**Exercise task**
Write out all of the records precisely. Skip anything that is a picture.

**Dataset records**
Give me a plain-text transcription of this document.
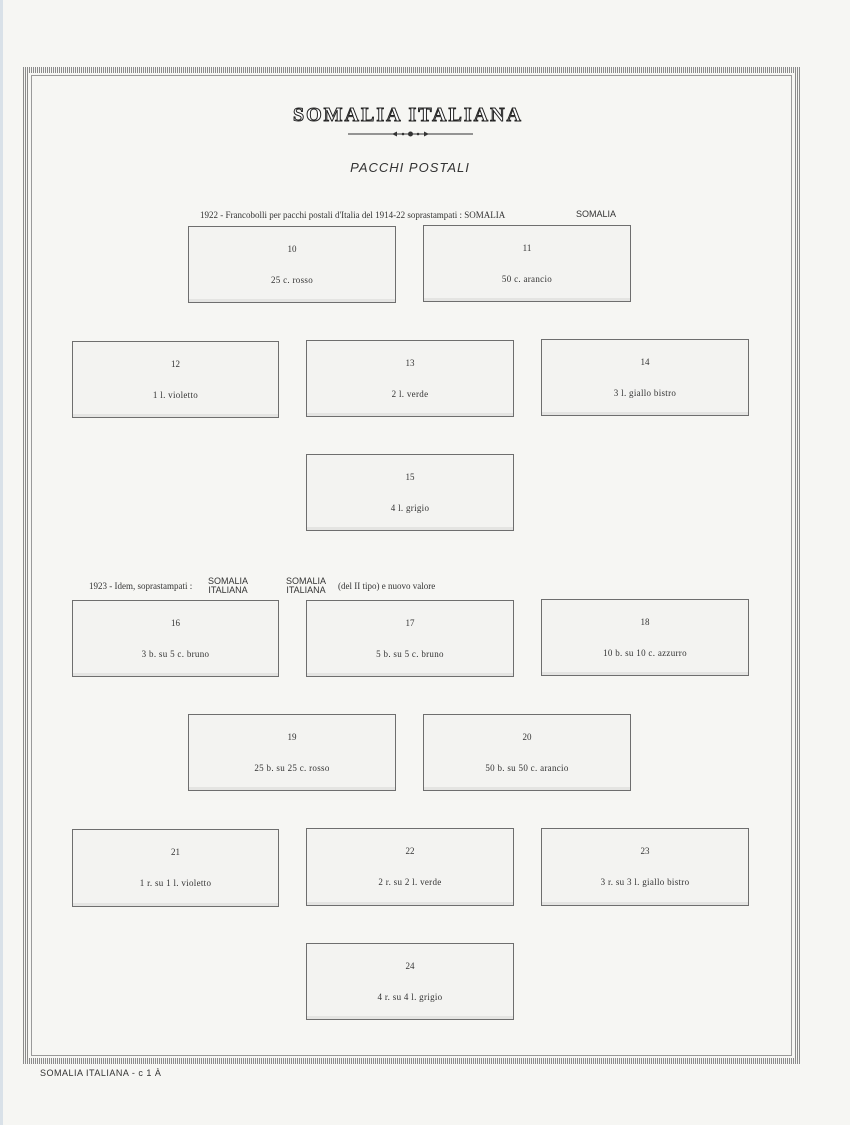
SOMALIA ITALIANA
PACCHI POSTALI
1922 - Francobolli per pacchi postali d'Italia del 1914-22 soprastampati : SOMALIA	SOMALIA
1923 - Idem, soprastampati : SOMALIA
ITALIANA
SOMALIA
ITALIANA (del II tipo) e nuovo valore
10
25 c. rosso
11
50 c. arancio
12
1 l. violetto
13
2 l. verde
14
3 l. giallo bistro
15
4 l. grigio
16
3 b. su 5 c. bruno
17
5 b. su 5 c. bruno
18
10 b. su 10 c. azzurro
19
25 b. su 25 c. rosso
20
50 b. su 50 c. arancio
21
1 r. su 1 l. violetto
22
2 r. su 2 l. verde
23
3 r. su 3 l. giallo bistro
24
4 r. su 4 l. grigio
SOMALIA ITALIANA - c 1 À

**Solution to the exercise**
Give me a plain-text transcription of this document.
SOMALIA ITALIANA
PACCHI POSTALI
1922 - Francobolli per pacchi postali d'Italia del 1914-22 soprastampati : SOMALIA	SOMALIA
1923 - Idem, soprastampati : SOMALIA
ITALIANA
SOMALIA
ITALIANA (del II tipo) e nuovo valore
10
25 c. rosso
11
50 c. arancio
12
1 l. violetto
13
2 l. verde
14
3 l. giallo bistro
15
4 l. grigio
16
3 b. su 5 c. bruno
17
5 b. su 5 c. bruno
18
10 b. su 10 c. azzurro
19
25 b. su 25 c. rosso
20
50 b. su 50 c. arancio
21
1 r. su 1 l. violetto
22
2 r. su 2 l. verde
23
3 r. su 3 l. giallo bistro
24
4 r. su 4 l. grigio
SOMALIA ITALIANA - c 1 À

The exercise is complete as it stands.